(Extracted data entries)
***
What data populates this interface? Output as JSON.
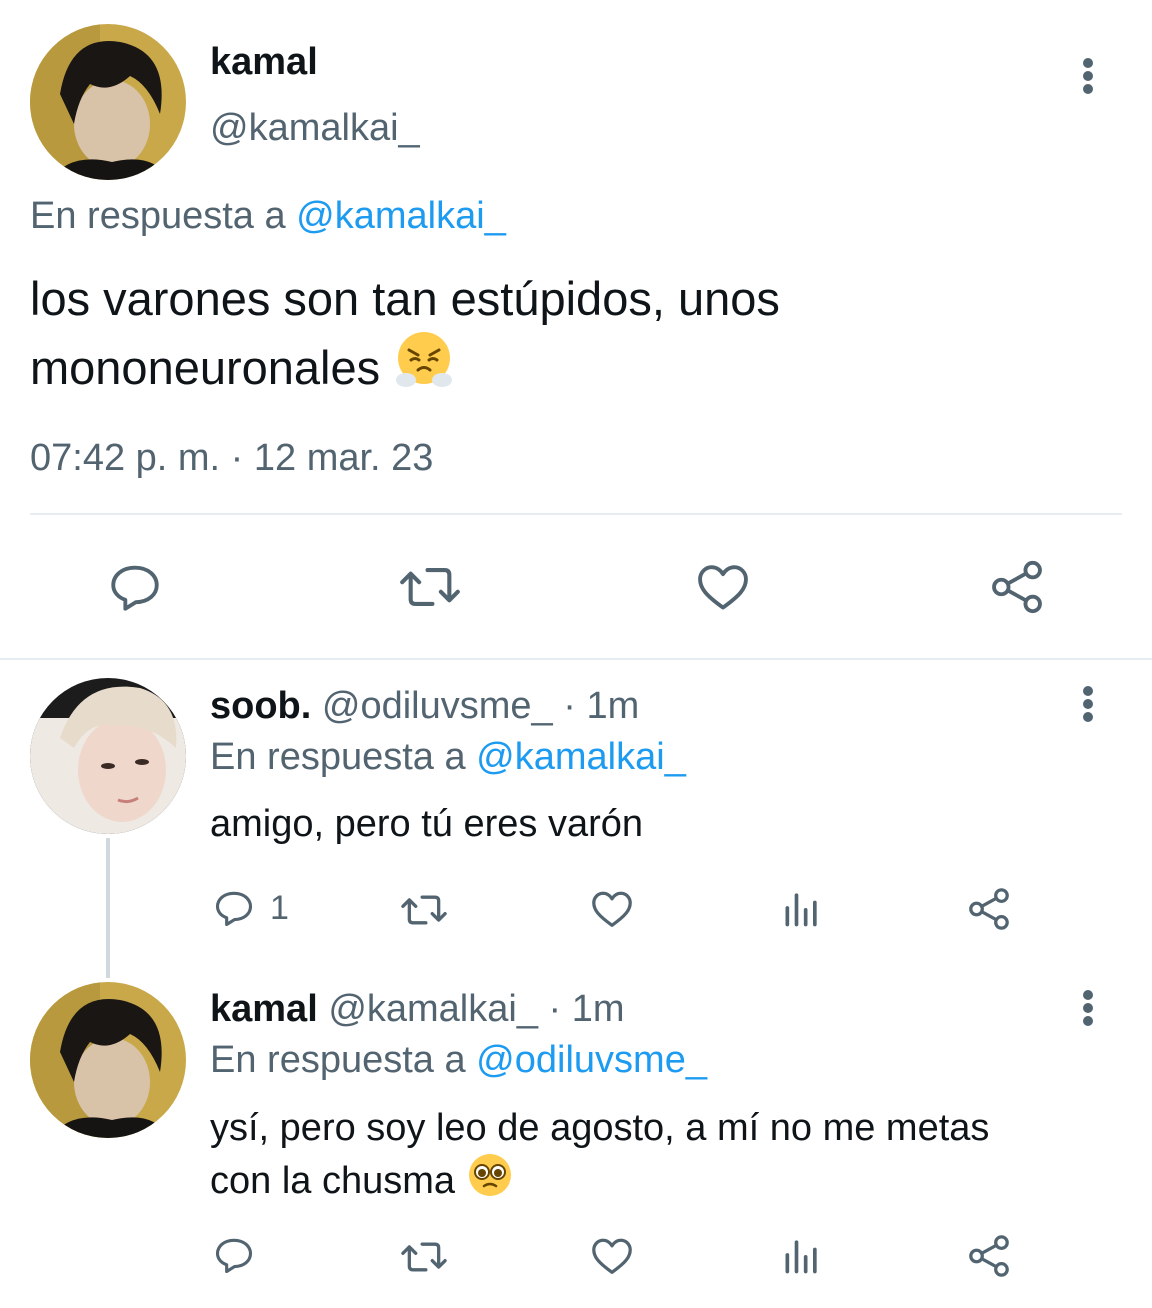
{
  "main_tweet": {
    "display_name": "kamal",
    "handle": "@kamalkai_",
    "reply_prefix": "En respuesta a",
    "reply_to": "@kamalkai_",
    "text_line1": "los varones son tan estúpidos, unos",
    "text_line2": "mononeuronales",
    "emoji": "face-with-steam-from-nose",
    "timestamp": "07:42 p. m. · 12 mar. 23",
    "actions": [
      "reply",
      "retweet",
      "like",
      "share"
    ]
  },
  "replies": [
    {
      "display_name": "soob.",
      "handle": "@odiluvsme_",
      "time": "· 1m",
      "reply_prefix": "En respuesta a",
      "reply_to": "@kamalkai_",
      "text": "amigo, pero tú eres varón",
      "reply_count": "1",
      "actions": [
        "reply",
        "retweet",
        "like",
        "views",
        "share"
      ]
    },
    {
      "display_name": "kamal",
      "handle": "@kamalkai_",
      "time": "· 1m",
      "reply_prefix": "En respuesta a",
      "reply_to": "@odiluvsme_",
      "text_line1": "ysí, pero soy leo de agosto, a mí no me metas",
      "text_line2": "con la chusma",
      "emoji": "pleading-face",
      "actions": [
        "reply",
        "retweet",
        "like",
        "views",
        "share"
      ]
    }
  ],
  "colors": {
    "text": "#0f1419",
    "muted": "#536471",
    "link": "#1d9bf0",
    "divider": "#e6ecf0"
  }
}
***
* **DO THIS**
Your copy should hold every record word for word and none of the pictures.

* **RESULT OF THE TASK**
What data populates this interface? Output as JSON.
{
  "main_tweet": {
    "display_name": "kamal",
    "handle": "@kamalkai_",
    "reply_prefix": "En respuesta a",
    "reply_to": "@kamalkai_",
    "text_line1": "los varones son tan estúpidos, unos",
    "text_line2": "mononeuronales",
    "emoji": "face-with-steam-from-nose",
    "timestamp": "07:42 p. m. · 12 mar. 23",
    "actions": [
      "reply",
      "retweet",
      "like",
      "share"
    ]
  },
  "replies": [
    {
      "display_name": "soob.",
      "handle": "@odiluvsme_",
      "time": "· 1m",
      "reply_prefix": "En respuesta a",
      "reply_to": "@kamalkai_",
      "text": "amigo, pero tú eres varón",
      "reply_count": "1",
      "actions": [
        "reply",
        "retweet",
        "like",
        "views",
        "share"
      ]
    },
    {
      "display_name": "kamal",
      "handle": "@kamalkai_",
      "time": "· 1m",
      "reply_prefix": "En respuesta a",
      "reply_to": "@odiluvsme_",
      "text_line1": "ysí, pero soy leo de agosto, a mí no me metas",
      "text_line2": "con la chusma",
      "emoji": "pleading-face",
      "actions": [
        "reply",
        "retweet",
        "like",
        "views",
        "share"
      ]
    }
  ],
  "colors": {
    "text": "#0f1419",
    "muted": "#536471",
    "link": "#1d9bf0",
    "divider": "#e6ecf0"
  }
}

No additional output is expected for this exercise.